Любопытны предлагаемые художниками проекта стилистические способы конструирования тотальности: не столько слово, сколько цвет и звук (язык рекламы, а не пропаганды — то есть косвенного, суггестивного воздействия на зрителя, значительно более сильного, чем прямое идеологическое).

В нескольких проектах с разной степенью ироничности тематизируется эта тотальность звука, света и цвета — особенно красного цвета как цвета героического, революционного по определению (как бы преобразующего унылую реальность самим фактом своего существования). Красные передники и косынки новых благотворительниц (проект Елены Ковылиной «Красная обитель» в Музее истории революционного движения) на фоне традиционного больничного серого цвета с мышиным оттенком символизируют, вероятно, тотальные методы организации и мобилизации масс беспризорных детей и пенсионеров. Еще более радикален красный цвет Юрия Васильева в Музее Куинджи, заливающий на экране монитора «мир» (березовую рощу) подобно крови.

• • • •

## Задание:
Перепишите исходный текст от слов «Любопытны предлагаемые художниками» вплоть до слов «чем прямое идеологическое).», заменив «пропаганды» на «агитации». Строки, приведённые далее, для работы не понадобятся.

## Фрагменты данных:
• • • •

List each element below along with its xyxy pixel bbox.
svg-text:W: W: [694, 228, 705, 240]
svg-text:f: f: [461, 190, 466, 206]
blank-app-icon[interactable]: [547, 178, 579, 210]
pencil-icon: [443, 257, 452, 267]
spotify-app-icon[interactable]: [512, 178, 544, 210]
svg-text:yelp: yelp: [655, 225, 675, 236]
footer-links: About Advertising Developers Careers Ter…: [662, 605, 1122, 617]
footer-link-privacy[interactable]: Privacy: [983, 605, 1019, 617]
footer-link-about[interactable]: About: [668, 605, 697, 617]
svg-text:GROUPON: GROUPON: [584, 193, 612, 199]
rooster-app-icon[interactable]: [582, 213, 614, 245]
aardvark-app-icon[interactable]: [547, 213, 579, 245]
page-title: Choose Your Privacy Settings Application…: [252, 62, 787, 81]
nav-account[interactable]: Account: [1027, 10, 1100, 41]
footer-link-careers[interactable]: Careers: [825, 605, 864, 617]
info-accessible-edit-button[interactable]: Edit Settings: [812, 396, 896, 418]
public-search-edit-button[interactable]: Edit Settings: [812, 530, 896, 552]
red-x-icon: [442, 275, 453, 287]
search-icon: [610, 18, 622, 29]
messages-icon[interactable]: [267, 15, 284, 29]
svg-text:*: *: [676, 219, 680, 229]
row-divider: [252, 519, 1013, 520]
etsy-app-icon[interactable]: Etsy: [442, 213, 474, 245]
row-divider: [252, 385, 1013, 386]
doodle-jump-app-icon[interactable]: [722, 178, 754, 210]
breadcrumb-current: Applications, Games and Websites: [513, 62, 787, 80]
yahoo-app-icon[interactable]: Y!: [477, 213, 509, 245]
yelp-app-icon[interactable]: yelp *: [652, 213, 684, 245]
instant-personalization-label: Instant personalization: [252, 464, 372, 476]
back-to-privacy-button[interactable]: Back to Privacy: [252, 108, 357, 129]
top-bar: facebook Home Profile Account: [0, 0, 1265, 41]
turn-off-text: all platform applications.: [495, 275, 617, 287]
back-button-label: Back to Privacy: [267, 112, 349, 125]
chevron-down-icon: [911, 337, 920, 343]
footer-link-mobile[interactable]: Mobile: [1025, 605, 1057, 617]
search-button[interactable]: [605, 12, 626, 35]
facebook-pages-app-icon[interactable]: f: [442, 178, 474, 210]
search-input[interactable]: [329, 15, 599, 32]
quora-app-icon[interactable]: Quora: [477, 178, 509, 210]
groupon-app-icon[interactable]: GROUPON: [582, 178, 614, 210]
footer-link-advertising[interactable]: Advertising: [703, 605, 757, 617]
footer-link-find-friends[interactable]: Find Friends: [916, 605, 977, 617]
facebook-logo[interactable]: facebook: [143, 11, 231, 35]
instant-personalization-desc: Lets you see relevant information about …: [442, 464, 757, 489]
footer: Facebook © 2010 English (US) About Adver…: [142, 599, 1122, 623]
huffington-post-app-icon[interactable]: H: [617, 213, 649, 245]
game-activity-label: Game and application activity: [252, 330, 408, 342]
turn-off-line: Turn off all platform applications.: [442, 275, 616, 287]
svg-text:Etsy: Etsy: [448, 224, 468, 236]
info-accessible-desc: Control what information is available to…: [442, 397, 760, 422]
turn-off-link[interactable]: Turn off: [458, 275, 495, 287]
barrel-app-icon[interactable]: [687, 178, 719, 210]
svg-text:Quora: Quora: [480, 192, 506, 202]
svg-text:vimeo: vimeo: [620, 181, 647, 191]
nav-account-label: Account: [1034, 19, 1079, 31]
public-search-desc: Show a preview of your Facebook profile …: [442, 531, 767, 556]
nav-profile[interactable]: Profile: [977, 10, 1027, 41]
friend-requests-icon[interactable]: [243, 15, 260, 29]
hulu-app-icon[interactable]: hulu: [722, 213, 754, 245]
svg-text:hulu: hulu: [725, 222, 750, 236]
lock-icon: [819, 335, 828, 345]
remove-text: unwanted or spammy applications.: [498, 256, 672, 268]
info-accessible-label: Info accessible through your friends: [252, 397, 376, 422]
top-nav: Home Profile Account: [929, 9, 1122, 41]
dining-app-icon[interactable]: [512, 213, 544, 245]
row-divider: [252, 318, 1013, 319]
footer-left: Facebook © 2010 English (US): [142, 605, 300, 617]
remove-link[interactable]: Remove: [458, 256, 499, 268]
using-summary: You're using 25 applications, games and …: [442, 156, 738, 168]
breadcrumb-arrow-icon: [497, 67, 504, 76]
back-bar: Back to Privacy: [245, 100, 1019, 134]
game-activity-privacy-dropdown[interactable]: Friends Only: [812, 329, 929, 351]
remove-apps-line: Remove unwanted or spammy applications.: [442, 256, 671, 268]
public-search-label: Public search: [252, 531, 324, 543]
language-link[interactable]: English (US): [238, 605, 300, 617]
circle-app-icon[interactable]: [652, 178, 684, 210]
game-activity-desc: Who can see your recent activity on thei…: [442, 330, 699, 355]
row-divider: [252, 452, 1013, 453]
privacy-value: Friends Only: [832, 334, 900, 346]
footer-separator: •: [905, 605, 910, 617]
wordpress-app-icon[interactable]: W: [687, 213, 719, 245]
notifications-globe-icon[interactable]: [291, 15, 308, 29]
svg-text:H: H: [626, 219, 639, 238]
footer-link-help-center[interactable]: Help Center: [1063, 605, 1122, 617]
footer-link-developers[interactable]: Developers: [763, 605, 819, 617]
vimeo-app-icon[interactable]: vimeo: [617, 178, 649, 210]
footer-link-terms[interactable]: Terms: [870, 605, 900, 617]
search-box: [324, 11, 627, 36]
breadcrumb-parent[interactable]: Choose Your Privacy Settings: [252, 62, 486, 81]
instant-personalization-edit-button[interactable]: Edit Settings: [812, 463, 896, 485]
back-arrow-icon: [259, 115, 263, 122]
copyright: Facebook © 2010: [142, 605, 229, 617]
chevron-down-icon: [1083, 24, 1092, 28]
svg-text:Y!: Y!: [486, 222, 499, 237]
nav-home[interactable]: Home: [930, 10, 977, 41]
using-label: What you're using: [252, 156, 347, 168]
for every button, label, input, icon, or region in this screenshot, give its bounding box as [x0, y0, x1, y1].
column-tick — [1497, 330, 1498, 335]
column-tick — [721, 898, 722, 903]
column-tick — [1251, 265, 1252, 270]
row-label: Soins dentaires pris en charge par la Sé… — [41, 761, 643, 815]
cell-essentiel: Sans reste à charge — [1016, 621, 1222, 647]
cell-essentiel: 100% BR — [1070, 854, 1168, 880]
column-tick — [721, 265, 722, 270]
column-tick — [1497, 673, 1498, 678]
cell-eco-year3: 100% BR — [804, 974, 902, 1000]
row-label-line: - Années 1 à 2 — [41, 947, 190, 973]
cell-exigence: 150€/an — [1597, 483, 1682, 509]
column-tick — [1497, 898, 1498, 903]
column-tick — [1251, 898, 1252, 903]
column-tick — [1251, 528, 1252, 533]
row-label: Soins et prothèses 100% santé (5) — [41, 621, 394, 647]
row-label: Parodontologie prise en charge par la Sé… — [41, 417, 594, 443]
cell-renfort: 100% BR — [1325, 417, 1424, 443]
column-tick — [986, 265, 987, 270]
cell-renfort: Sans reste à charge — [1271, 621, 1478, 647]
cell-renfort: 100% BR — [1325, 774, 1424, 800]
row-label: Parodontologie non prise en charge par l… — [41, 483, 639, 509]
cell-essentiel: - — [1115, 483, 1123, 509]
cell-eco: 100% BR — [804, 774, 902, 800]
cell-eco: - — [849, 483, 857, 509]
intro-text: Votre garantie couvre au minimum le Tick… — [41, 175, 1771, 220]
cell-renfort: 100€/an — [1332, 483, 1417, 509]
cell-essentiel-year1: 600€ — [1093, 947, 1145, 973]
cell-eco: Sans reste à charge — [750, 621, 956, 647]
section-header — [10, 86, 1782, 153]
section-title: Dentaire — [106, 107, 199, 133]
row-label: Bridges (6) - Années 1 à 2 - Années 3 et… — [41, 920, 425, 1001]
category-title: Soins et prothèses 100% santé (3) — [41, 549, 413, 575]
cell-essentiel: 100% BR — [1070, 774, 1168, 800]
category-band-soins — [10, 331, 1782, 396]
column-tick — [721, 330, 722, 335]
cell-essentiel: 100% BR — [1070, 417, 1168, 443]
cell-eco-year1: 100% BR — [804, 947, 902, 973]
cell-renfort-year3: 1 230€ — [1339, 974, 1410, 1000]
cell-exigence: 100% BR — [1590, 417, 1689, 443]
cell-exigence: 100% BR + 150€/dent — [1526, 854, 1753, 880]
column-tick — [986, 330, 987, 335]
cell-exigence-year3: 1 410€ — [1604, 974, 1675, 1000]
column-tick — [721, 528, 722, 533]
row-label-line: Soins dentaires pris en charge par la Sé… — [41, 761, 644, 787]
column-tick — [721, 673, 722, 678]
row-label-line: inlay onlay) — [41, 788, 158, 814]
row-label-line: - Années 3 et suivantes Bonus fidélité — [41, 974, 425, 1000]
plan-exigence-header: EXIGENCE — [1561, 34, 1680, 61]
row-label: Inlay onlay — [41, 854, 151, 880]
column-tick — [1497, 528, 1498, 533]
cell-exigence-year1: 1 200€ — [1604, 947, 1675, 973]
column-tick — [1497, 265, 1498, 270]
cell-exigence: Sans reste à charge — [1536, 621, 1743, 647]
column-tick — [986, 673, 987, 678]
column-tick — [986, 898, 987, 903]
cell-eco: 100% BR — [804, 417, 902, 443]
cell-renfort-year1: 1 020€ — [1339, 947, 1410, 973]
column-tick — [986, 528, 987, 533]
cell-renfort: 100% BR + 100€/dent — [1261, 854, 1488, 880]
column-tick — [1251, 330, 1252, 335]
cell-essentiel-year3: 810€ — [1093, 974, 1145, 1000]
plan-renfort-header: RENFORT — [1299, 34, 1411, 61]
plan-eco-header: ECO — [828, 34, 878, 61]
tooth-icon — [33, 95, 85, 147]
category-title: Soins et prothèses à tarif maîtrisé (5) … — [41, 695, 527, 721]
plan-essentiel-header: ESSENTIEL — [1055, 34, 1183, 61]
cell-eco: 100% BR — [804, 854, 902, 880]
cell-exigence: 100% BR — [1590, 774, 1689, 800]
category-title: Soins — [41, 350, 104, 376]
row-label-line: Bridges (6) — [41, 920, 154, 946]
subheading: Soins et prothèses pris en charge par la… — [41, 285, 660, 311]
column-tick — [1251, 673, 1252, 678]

• • • •

## Ваш ответ:
Любопытны предлагаемые художниками проекта стилистические способы конструирования тотальности: не столько слово, сколько цвет и звук (язык рекламы, а не агитации — то есть косвенного, суггестивного воздействия на зрителя, значительно более сильного, чем прямое идеологическое).